▶ [What the task asks]:
Copy the data that follows, character for character, minus the pictures.
==== Information shown
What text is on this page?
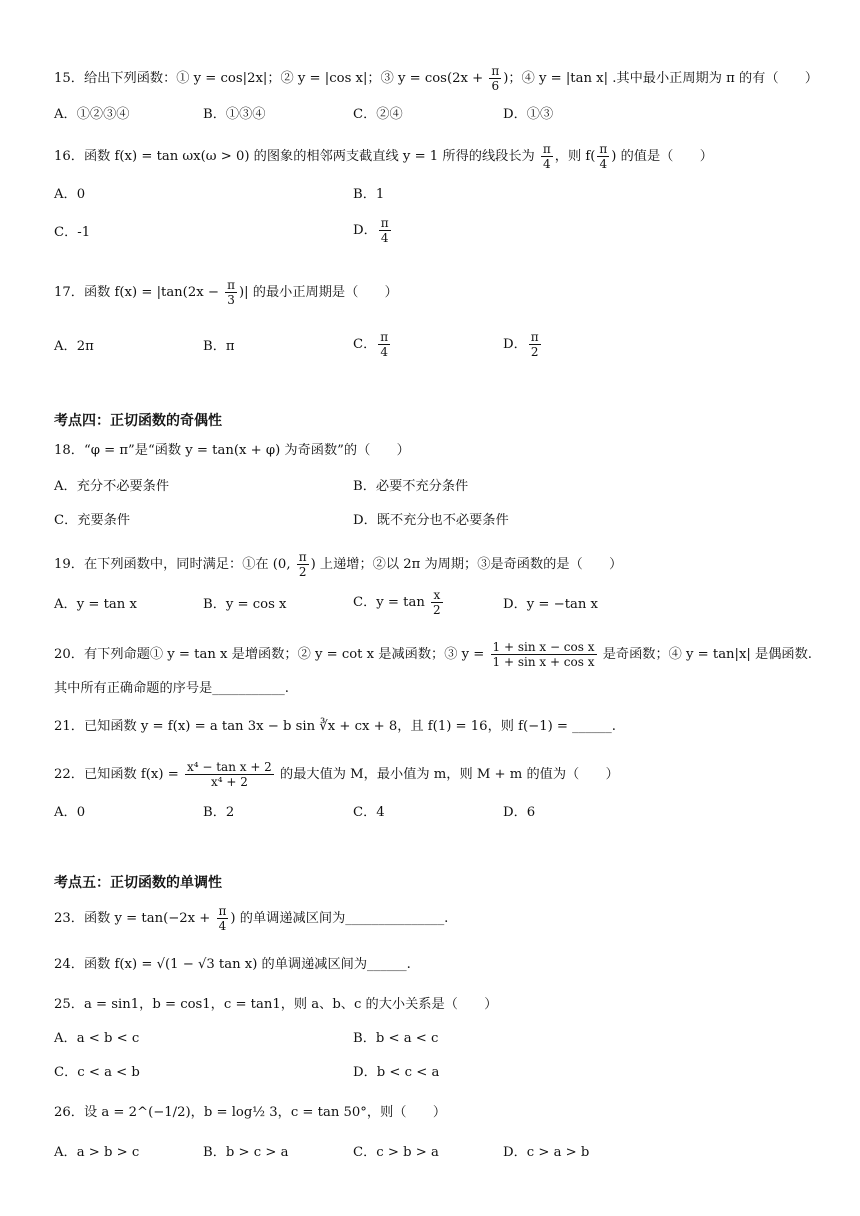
15．给出下列函数：① y = cos|2x|；② y = |cos x|；③ $y = \cos(2x + \frac{\pi}{6}$ )；④ y = |tan x| .其中最小正周期为 π 的有（　　）
A．①②③④	B．①③④	C．②④	D．①③
16．函数 f(x) = tan ωx(ω > 0) 的图象的相邻两支截直线 y = 1 所得的线段长为 $\frac{\pi}{4}$ ，则 $f( \frac{\pi}{4}$ ) 的值是（　　）
A．0	B．1
C．-1	D． $\frac{\pi}{4}$
17．函数 $f(x) = |\tan(2x - \frac{\pi}{3}$ )| 的最小正周期是（　　）
A．2π	B．π	C． $\frac{\pi}{4}$	D． $\frac{\pi}{2}$
考点四：正切函数的奇偶性
18．“φ = π”是“函数 y = tan(x + φ) 为奇函数”的（　　）
A．充分不必要条件	B．必要不充分条件
C．充要条件	D．既不充分也不必要条件
19．在下列函数中，同时满足：①在 (0, $\frac{\pi}{2}$ ) 上递增；②以 2π 为周期；③是奇函数的是（　　）
A．y = tan x	B．y = cos x	C．$y = \tan \frac{x}{2}$	D．y = −tan x
20．有下列命题① y = tan x 是增函数；② y = cot x 是减函数；③ $y = \frac{\text{1 + sin x − cos x}}{\text{1 + sin x + cos x}}$ 是奇函数；④ y = tan|x| 是偶函数.
其中所有正确命题的序号是___________.
21．已知函数 y = f(x) = a tan 3x − b sin ∛x + cx + 8，且 f(1) = 16，则 f(−1) = ______.
22．已知函数 $f(x) = \frac{\text{x⁴ − tan x + 2}}{\text{x⁴ + 2}}$ 的最大值为 M，最小值为 m，则 M + m 的值为（　　）
A．0	B．2	C．4	D．6
考点五：正切函数的单调性
23．函数 $y = \tan(-2x + \frac{\pi}{4}$ ) 的单调递减区间为_______________.
24．函数 f(x) = √(1 − √3 tan x) 的单调递减区间为______.
25．a = sin1，b = cos1，c = tan1，则 a、b、c 的大小关系是（　　）
A．a < b < c	B．b < a < c
C．c < a < b	D．b < c < a
26．设 a = 2^(−1/2)，b = log½ 3，c = tan 50°，则（　　）
A．a > b > c	B．b > c > a	C．c > b > a	D．c > a > b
========
▶ [Task result]:
What text is on this page?
15．给出下列函数：① y = cos|2x|；② y = |cos x|；③ $y = \cos(2x + \frac{\pi}{6}$ )；④ y = |tan x| .其中最小正周期为 π 的有（　　）
A．①②③④	B．①③④	C．②④	D．①③
16．函数 f(x) = tan ωx(ω > 0) 的图象的相邻两支截直线 y = 1 所得的线段长为 $\frac{\pi}{4}$ ，则 $f( \frac{\pi}{4}$ ) 的值是（　　）
A．0	B．1
C．-1	D． $\frac{\pi}{4}$
17．函数 $f(x) = |\tan(2x - \frac{\pi}{3}$ )| 的最小正周期是（　　）
A．2π	B．π	C． $\frac{\pi}{4}$	D． $\frac{\pi}{2}$
考点四：正切函数的奇偶性
18．“φ = π”是“函数 y = tan(x + φ) 为奇函数”的（　　）
A．充分不必要条件	B．必要不充分条件
C．充要条件	D．既不充分也不必要条件
19．在下列函数中，同时满足：①在 (0, $\frac{\pi}{2}$ ) 上递增；②以 2π 为周期；③是奇函数的是（　　）
A．y = tan x	B．y = cos x	C．$y = \tan \frac{x}{2}$	D．y = −tan x
20．有下列命题① y = tan x 是增函数；② y = cot x 是减函数；③ $y = \frac{\text{1 + sin x − cos x}}{\text{1 + sin x + cos x}}$ 是奇函数；④ y = tan|x| 是偶函数.
其中所有正确命题的序号是___________.
21．已知函数 y = f(x) = a tan 3x − b sin ∛x + cx + 8，且 f(1) = 16，则 f(−1) = ______.
22．已知函数 $f(x) = \frac{\text{x⁴ − tan x + 2}}{\text{x⁴ + 2}}$ 的最大值为 M，最小值为 m，则 M + m 的值为（　　）
A．0	B．2	C．4	D．6
考点五：正切函数的单调性
23．函数 $y = \tan(-2x + \frac{\pi}{4}$ ) 的单调递减区间为_______________.
24．函数 f(x) = √(1 − √3 tan x) 的单调递减区间为______.
25．a = sin1，b = cos1，c = tan1，则 a、b、c 的大小关系是（　　）
A．a < b < c	B．b < a < c
C．c < a < b	D．b < c < a
26．设 a = 2^(−1/2)，b = log½ 3，c = tan 50°，则（　　）
A．a > b > c	B．b > c > a	C．c > b > a	D．c > a > b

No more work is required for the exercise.